[Excerpts from a figure dataset]
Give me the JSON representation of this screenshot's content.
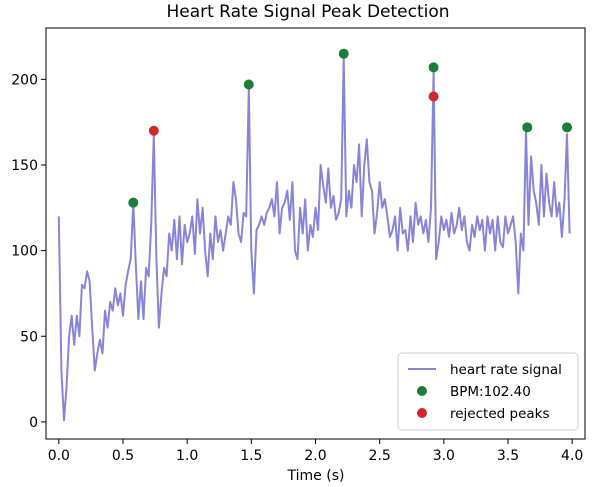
{
  "chart_data": {
    "type": "line",
    "title": "Heart Rate Signal Peak Detection",
    "xlabel": "Time (s)",
    "ylabel": "",
    "xlim": [
      -0.1,
      4.1
    ],
    "ylim": [
      -10,
      230
    ],
    "xticks": [
      0.0,
      0.5,
      1.0,
      1.5,
      2.0,
      2.5,
      3.0,
      3.5,
      4.0
    ],
    "xtick_labels": [
      "0.0",
      "0.5",
      "1.0",
      "1.5",
      "2.0",
      "2.5",
      "3.0",
      "3.5",
      "4.0"
    ],
    "yticks": [
      0,
      50,
      100,
      150,
      200
    ],
    "ytick_labels": [
      "0",
      "50",
      "100",
      "150",
      "200"
    ],
    "grid": false,
    "legend_position": "bottom-right",
    "series": [
      {
        "name": "heart rate signal",
        "kind": "line",
        "color": "#8884d8",
        "points": [
          [
            0.0,
            120
          ],
          [
            0.02,
            30
          ],
          [
            0.04,
            1
          ],
          [
            0.06,
            20
          ],
          [
            0.08,
            50
          ],
          [
            0.1,
            62
          ],
          [
            0.12,
            45
          ],
          [
            0.14,
            62
          ],
          [
            0.16,
            50
          ],
          [
            0.18,
            80
          ],
          [
            0.2,
            78
          ],
          [
            0.22,
            88
          ],
          [
            0.24,
            82
          ],
          [
            0.26,
            55
          ],
          [
            0.28,
            30
          ],
          [
            0.3,
            40
          ],
          [
            0.32,
            48
          ],
          [
            0.34,
            40
          ],
          [
            0.36,
            65
          ],
          [
            0.38,
            55
          ],
          [
            0.4,
            70
          ],
          [
            0.42,
            65
          ],
          [
            0.44,
            78
          ],
          [
            0.46,
            68
          ],
          [
            0.48,
            75
          ],
          [
            0.5,
            62
          ],
          [
            0.52,
            80
          ],
          [
            0.54,
            88
          ],
          [
            0.56,
            95
          ],
          [
            0.58,
            128
          ],
          [
            0.6,
            92
          ],
          [
            0.62,
            60
          ],
          [
            0.64,
            82
          ],
          [
            0.66,
            60
          ],
          [
            0.68,
            90
          ],
          [
            0.7,
            85
          ],
          [
            0.72,
            115
          ],
          [
            0.74,
            168
          ],
          [
            0.76,
            95
          ],
          [
            0.78,
            55
          ],
          [
            0.8,
            75
          ],
          [
            0.82,
            90
          ],
          [
            0.84,
            85
          ],
          [
            0.86,
            110
          ],
          [
            0.88,
            100
          ],
          [
            0.9,
            118
          ],
          [
            0.92,
            95
          ],
          [
            0.94,
            120
          ],
          [
            0.96,
            92
          ],
          [
            0.98,
            115
          ],
          [
            1.0,
            105
          ],
          [
            1.02,
            110
          ],
          [
            1.04,
            120
          ],
          [
            1.06,
            98
          ],
          [
            1.08,
            130
          ],
          [
            1.1,
            110
          ],
          [
            1.12,
            125
          ],
          [
            1.14,
            100
          ],
          [
            1.16,
            85
          ],
          [
            1.18,
            110
          ],
          [
            1.2,
            95
          ],
          [
            1.22,
            120
          ],
          [
            1.24,
            105
          ],
          [
            1.26,
            112
          ],
          [
            1.28,
            100
          ],
          [
            1.3,
            110
          ],
          [
            1.32,
            120
          ],
          [
            1.34,
            115
          ],
          [
            1.36,
            140
          ],
          [
            1.38,
            130
          ],
          [
            1.4,
            110
          ],
          [
            1.42,
            105
          ],
          [
            1.44,
            122
          ],
          [
            1.46,
            120
          ],
          [
            1.48,
            195
          ],
          [
            1.5,
            100
          ],
          [
            1.52,
            75
          ],
          [
            1.54,
            112
          ],
          [
            1.56,
            115
          ],
          [
            1.58,
            120
          ],
          [
            1.6,
            115
          ],
          [
            1.62,
            122
          ],
          [
            1.64,
            125
          ],
          [
            1.66,
            130
          ],
          [
            1.68,
            120
          ],
          [
            1.7,
            140
          ],
          [
            1.72,
            110
          ],
          [
            1.74,
            125
          ],
          [
            1.76,
            128
          ],
          [
            1.78,
            135
          ],
          [
            1.8,
            118
          ],
          [
            1.82,
            140
          ],
          [
            1.84,
            100
          ],
          [
            1.86,
            95
          ],
          [
            1.88,
            125
          ],
          [
            1.9,
            110
          ],
          [
            1.92,
            130
          ],
          [
            1.94,
            100
          ],
          [
            1.96,
            115
          ],
          [
            1.98,
            108
          ],
          [
            2.0,
            125
          ],
          [
            2.02,
            112
          ],
          [
            2.04,
            150
          ],
          [
            2.06,
            138
          ],
          [
            2.08,
            128
          ],
          [
            2.1,
            148
          ],
          [
            2.12,
            125
          ],
          [
            2.14,
            132
          ],
          [
            2.16,
            118
          ],
          [
            2.18,
            122
          ],
          [
            2.2,
            130
          ],
          [
            2.22,
            213
          ],
          [
            2.24,
            120
          ],
          [
            2.26,
            135
          ],
          [
            2.28,
            125
          ],
          [
            2.3,
            150
          ],
          [
            2.32,
            140
          ],
          [
            2.34,
            162
          ],
          [
            2.36,
            120
          ],
          [
            2.38,
            150
          ],
          [
            2.4,
            165
          ],
          [
            2.42,
            140
          ],
          [
            2.44,
            135
          ],
          [
            2.46,
            110
          ],
          [
            2.48,
            122
          ],
          [
            2.5,
            140
          ],
          [
            2.52,
            125
          ],
          [
            2.54,
            130
          ],
          [
            2.56,
            120
          ],
          [
            2.58,
            108
          ],
          [
            2.6,
            112
          ],
          [
            2.62,
            120
          ],
          [
            2.64,
            100
          ],
          [
            2.66,
            125
          ],
          [
            2.68,
            110
          ],
          [
            2.7,
            112
          ],
          [
            2.72,
            100
          ],
          [
            2.74,
            120
          ],
          [
            2.76,
            105
          ],
          [
            2.78,
            128
          ],
          [
            2.8,
            115
          ],
          [
            2.82,
            120
          ],
          [
            2.84,
            110
          ],
          [
            2.86,
            118
          ],
          [
            2.88,
            105
          ],
          [
            2.9,
            125
          ],
          [
            2.92,
            205
          ],
          [
            2.94,
            95
          ],
          [
            2.96,
            105
          ],
          [
            2.98,
            120
          ],
          [
            3.0,
            112
          ],
          [
            3.02,
            118
          ],
          [
            3.04,
            108
          ],
          [
            3.06,
            122
          ],
          [
            3.08,
            110
          ],
          [
            3.1,
            115
          ],
          [
            3.12,
            125
          ],
          [
            3.14,
            112
          ],
          [
            3.16,
            120
          ],
          [
            3.18,
            105
          ],
          [
            3.2,
            100
          ],
          [
            3.22,
            115
          ],
          [
            3.24,
            108
          ],
          [
            3.26,
            120
          ],
          [
            3.28,
            112
          ],
          [
            3.3,
            118
          ],
          [
            3.32,
            100
          ],
          [
            3.34,
            120
          ],
          [
            3.36,
            110
          ],
          [
            3.38,
            118
          ],
          [
            3.4,
            100
          ],
          [
            3.42,
            120
          ],
          [
            3.44,
            105
          ],
          [
            3.46,
            102
          ],
          [
            3.48,
            120
          ],
          [
            3.5,
            110
          ],
          [
            3.52,
            115
          ],
          [
            3.54,
            120
          ],
          [
            3.56,
            105
          ],
          [
            3.58,
            75
          ],
          [
            3.6,
            110
          ],
          [
            3.62,
            100
          ],
          [
            3.64,
            170
          ],
          [
            3.66,
            115
          ],
          [
            3.68,
            155
          ],
          [
            3.7,
            135
          ],
          [
            3.72,
            128
          ],
          [
            3.74,
            115
          ],
          [
            3.76,
            150
          ],
          [
            3.78,
            120
          ],
          [
            3.8,
            145
          ],
          [
            3.82,
            128
          ],
          [
            3.84,
            120
          ],
          [
            3.86,
            140
          ],
          [
            3.88,
            120
          ],
          [
            3.9,
            128
          ],
          [
            3.92,
            108
          ],
          [
            3.94,
            130
          ],
          [
            3.96,
            168
          ],
          [
            3.98,
            110
          ]
        ]
      },
      {
        "name": "BPM:102.40",
        "kind": "scatter",
        "color": "#1a7f37",
        "points": [
          [
            0.58,
            128
          ],
          [
            1.48,
            197
          ],
          [
            2.22,
            215
          ],
          [
            2.92,
            207
          ],
          [
            3.65,
            172
          ],
          [
            3.96,
            172
          ]
        ]
      },
      {
        "name": "rejected peaks",
        "kind": "scatter",
        "color": "#d62728",
        "points": [
          [
            0.74,
            170
          ],
          [
            2.92,
            190
          ]
        ]
      }
    ]
  }
}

# REQUIREMENTS
Give the number of lines in the entries above that include the string "name". No other output is expected.

# FULL ANSWER
3